-- START RECORDS PROVIDED --

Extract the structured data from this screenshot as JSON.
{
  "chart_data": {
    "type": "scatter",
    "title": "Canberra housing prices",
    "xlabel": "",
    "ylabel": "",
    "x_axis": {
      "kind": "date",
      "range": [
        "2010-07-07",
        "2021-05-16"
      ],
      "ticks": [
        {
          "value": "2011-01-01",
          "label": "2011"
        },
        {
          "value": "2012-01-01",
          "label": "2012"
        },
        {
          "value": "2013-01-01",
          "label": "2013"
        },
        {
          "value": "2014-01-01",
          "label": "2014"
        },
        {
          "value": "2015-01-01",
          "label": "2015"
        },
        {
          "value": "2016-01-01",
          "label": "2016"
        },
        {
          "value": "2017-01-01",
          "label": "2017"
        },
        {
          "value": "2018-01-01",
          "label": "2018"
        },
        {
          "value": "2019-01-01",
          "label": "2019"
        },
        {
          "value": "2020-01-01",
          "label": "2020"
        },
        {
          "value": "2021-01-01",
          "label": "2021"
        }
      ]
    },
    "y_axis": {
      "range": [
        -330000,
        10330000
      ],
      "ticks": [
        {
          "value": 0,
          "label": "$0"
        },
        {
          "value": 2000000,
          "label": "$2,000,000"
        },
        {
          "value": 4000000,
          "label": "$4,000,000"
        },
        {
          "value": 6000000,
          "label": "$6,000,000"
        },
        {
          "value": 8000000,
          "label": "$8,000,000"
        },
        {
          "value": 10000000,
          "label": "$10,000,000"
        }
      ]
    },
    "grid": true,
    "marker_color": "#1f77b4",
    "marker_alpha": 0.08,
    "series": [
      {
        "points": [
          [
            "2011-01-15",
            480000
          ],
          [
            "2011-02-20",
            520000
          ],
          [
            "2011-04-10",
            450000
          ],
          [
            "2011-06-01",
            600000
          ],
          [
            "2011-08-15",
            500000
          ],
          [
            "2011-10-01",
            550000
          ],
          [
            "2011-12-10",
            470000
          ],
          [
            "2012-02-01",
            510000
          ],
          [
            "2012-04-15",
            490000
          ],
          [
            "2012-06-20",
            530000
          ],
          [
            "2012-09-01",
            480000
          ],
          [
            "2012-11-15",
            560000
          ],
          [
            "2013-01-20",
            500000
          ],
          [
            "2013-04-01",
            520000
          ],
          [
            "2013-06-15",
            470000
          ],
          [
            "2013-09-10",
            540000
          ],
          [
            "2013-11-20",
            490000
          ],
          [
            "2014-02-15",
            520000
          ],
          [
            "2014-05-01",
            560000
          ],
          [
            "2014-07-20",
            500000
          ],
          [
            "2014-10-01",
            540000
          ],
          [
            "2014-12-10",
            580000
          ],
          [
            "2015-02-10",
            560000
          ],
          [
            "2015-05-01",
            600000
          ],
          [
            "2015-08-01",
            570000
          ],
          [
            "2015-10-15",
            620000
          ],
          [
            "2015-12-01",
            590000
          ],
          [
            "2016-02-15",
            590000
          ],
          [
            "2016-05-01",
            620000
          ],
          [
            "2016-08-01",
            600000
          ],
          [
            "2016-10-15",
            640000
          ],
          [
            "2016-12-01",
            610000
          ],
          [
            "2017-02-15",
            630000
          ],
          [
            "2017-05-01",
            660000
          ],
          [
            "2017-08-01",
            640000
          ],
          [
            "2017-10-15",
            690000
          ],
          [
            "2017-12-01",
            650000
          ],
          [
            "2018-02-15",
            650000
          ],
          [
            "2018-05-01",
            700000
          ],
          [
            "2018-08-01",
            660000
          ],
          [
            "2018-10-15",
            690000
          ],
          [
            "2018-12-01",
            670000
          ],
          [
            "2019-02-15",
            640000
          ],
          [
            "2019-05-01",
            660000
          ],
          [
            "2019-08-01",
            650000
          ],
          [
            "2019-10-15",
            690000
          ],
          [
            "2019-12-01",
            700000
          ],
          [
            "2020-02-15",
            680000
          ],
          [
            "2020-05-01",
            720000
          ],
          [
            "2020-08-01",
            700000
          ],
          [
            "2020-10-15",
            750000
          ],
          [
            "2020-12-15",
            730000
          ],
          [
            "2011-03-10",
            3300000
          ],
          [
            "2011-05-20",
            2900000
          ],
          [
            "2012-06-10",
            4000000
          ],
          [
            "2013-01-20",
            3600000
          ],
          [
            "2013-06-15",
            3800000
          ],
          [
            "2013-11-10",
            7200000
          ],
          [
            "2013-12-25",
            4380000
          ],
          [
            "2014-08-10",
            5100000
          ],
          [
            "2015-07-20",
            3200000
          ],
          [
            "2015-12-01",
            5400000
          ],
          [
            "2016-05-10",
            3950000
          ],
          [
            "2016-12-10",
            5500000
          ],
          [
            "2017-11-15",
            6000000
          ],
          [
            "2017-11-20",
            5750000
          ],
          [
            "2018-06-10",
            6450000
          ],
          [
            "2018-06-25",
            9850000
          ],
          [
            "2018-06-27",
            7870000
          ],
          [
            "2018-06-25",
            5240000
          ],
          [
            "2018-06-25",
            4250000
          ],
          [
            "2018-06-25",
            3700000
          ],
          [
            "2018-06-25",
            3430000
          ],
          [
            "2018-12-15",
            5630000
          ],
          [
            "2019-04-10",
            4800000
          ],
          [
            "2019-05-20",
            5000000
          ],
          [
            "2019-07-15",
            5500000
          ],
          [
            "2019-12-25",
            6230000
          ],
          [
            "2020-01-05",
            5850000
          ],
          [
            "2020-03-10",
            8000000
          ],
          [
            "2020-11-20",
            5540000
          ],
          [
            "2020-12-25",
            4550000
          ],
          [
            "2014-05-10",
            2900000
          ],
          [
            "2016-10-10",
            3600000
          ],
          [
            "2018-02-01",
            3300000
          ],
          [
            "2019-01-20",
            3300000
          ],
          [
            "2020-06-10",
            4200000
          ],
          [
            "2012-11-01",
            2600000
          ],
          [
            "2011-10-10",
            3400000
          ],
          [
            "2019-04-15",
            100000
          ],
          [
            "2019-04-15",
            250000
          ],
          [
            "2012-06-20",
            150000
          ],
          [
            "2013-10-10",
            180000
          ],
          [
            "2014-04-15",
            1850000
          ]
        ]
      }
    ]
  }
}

-- END RECORDS PROVIDED --

**TASK TO COMPLETE**: Copy every line of the material, please, keeping it exactly the same.

**OUTPUT OF THE EXERCISE**:
Extract the structured data from this screenshot as JSON.
{
  "chart_data": {
    "type": "scatter",
    "title": "Canberra housing prices",
    "xlabel": "",
    "ylabel": "",
    "x_axis": {
      "kind": "date",
      "range": [
        "2010-07-07",
        "2021-05-16"
      ],
      "ticks": [
        {
          "value": "2011-01-01",
          "label": "2011"
        },
        {
          "value": "2012-01-01",
          "label": "2012"
        },
        {
          "value": "2013-01-01",
          "label": "2013"
        },
        {
          "value": "2014-01-01",
          "label": "2014"
        },
        {
          "value": "2015-01-01",
          "label": "2015"
        },
        {
          "value": "2016-01-01",
          "label": "2016"
        },
        {
          "value": "2017-01-01",
          "label": "2017"
        },
        {
          "value": "2018-01-01",
          "label": "2018"
        },
        {
          "value": "2019-01-01",
          "label": "2019"
        },
        {
          "value": "2020-01-01",
          "label": "2020"
        },
        {
          "value": "2021-01-01",
          "label": "2021"
        }
      ]
    },
    "y_axis": {
      "range": [
        -330000,
        10330000
      ],
      "ticks": [
        {
          "value": 0,
          "label": "$0"
        },
        {
          "value": 2000000,
          "label": "$2,000,000"
        },
        {
          "value": 4000000,
          "label": "$4,000,000"
        },
        {
          "value": 6000000,
          "label": "$6,000,000"
        },
        {
          "value": 8000000,
          "label": "$8,000,000"
        },
        {
          "value": 10000000,
          "label": "$10,000,000"
        }
      ]
    },
    "grid": true,
    "marker_color": "#1f77b4",
    "marker_alpha": 0.08,
    "series": [
      {
        "points": [
          [
            "2011-01-15",
            480000
          ],
          [
            "2011-02-20",
            520000
          ],
          [
            "2011-04-10",
            450000
          ],
          [
            "2011-06-01",
            600000
          ],
          [
            "2011-08-15",
            500000
          ],
          [
            "2011-10-01",
            550000
          ],
          [
            "2011-12-10",
            470000
          ],
          [
            "2012-02-01",
            510000
          ],
          [
            "2012-04-15",
            490000
          ],
          [
            "2012-06-20",
            530000
          ],
          [
            "2012-09-01",
            480000
          ],
          [
            "2012-11-15",
            560000
          ],
          [
            "2013-01-20",
            500000
          ],
          [
            "2013-04-01",
            520000
          ],
          [
            "2013-06-15",
            470000
          ],
          [
            "2013-09-10",
            540000
          ],
          [
            "2013-11-20",
            490000
          ],
          [
            "2014-02-15",
            520000
          ],
          [
            "2014-05-01",
            560000
          ],
          [
            "2014-07-20",
            500000
          ],
          [
            "2014-10-01",
            540000
          ],
          [
            "2014-12-10",
            580000
          ],
          [
            "2015-02-10",
            560000
          ],
          [
            "2015-05-01",
            600000
          ],
          [
            "2015-08-01",
            570000
          ],
          [
            "2015-10-15",
            620000
          ],
          [
            "2015-12-01",
            590000
          ],
          [
            "2016-02-15",
            590000
          ],
          [
            "2016-05-01",
            620000
          ],
          [
            "2016-08-01",
            600000
          ],
          [
            "2016-10-15",
            640000
          ],
          [
            "2016-12-01",
            610000
          ],
          [
            "2017-02-15",
            630000
          ],
          [
            "2017-05-01",
            660000
          ],
          [
            "2017-08-01",
            640000
          ],
          [
            "2017-10-15",
            690000
          ],
          [
            "2017-12-01",
            650000
          ],
          [
            "2018-02-15",
            650000
          ],
          [
            "2018-05-01",
            700000
          ],
          [
            "2018-08-01",
            660000
          ],
          [
            "2018-10-15",
            690000
          ],
          [
            "2018-12-01",
            670000
          ],
          [
            "2019-02-15",
            640000
          ],
          [
            "2019-05-01",
            660000
          ],
          [
            "2019-08-01",
            650000
          ],
          [
            "2019-10-15",
            690000
          ],
          [
            "2019-12-01",
            700000
          ],
          [
            "2020-02-15",
            680000
          ],
          [
            "2020-05-01",
            720000
          ],
          [
            "2020-08-01",
            700000
          ],
          [
            "2020-10-15",
            750000
          ],
          [
            "2020-12-15",
            730000
          ],
          [
            "2011-03-10",
            3300000
          ],
          [
            "2011-05-20",
            2900000
          ],
          [
            "2012-06-10",
            4000000
          ],
          [
            "2013-01-20",
            3600000
          ],
          [
            "2013-06-15",
            3800000
          ],
          [
            "2013-11-10",
            7200000
          ],
          [
            "2013-12-25",
            4380000
          ],
          [
            "2014-08-10",
            5100000
          ],
          [
            "2015-07-20",
            3200000
          ],
          [
            "2015-12-01",
            5400000
          ],
          [
            "2016-05-10",
            3950000
          ],
          [
            "2016-12-10",
            5500000
          ],
          [
            "2017-11-15",
            6000000
          ],
          [
            "2017-11-20",
            5750000
          ],
          [
            "2018-06-10",
            6450000
          ],
          [
            "2018-06-25",
            9850000
          ],
          [
            "2018-06-27",
            7870000
          ],
          [
            "2018-06-25",
            5240000
          ],
          [
            "2018-06-25",
            4250000
          ],
          [
            "2018-06-25",
            3700000
          ],
          [
            "2018-06-25",
            3430000
          ],
          [
            "2018-12-15",
            5630000
          ],
          [
            "2019-04-10",
            4800000
          ],
          [
            "2019-05-20",
            5000000
          ],
          [
            "2019-07-15",
            5500000
          ],
          [
            "2019-12-25",
            6230000
          ],
          [
            "2020-01-05",
            5850000
          ],
          [
            "2020-03-10",
            8000000
          ],
          [
            "2020-11-20",
            5540000
          ],
          [
            "2020-12-25",
            4550000
          ],
          [
            "2014-05-10",
            2900000
          ],
          [
            "2016-10-10",
            3600000
          ],
          [
            "2018-02-01",
            3300000
          ],
          [
            "2019-01-20",
            3300000
          ],
          [
            "2020-06-10",
            4200000
          ],
          [
            "2012-11-01",
            2600000
          ],
          [
            "2011-10-10",
            3400000
          ],
          [
            "2019-04-15",
            100000
          ],
          [
            "2019-04-15",
            250000
          ],
          [
            "2012-06-20",
            150000
          ],
          [
            "2013-10-10",
            180000
          ],
          [
            "2014-04-15",
            1850000
          ]
        ]
      }
    ]
  }
}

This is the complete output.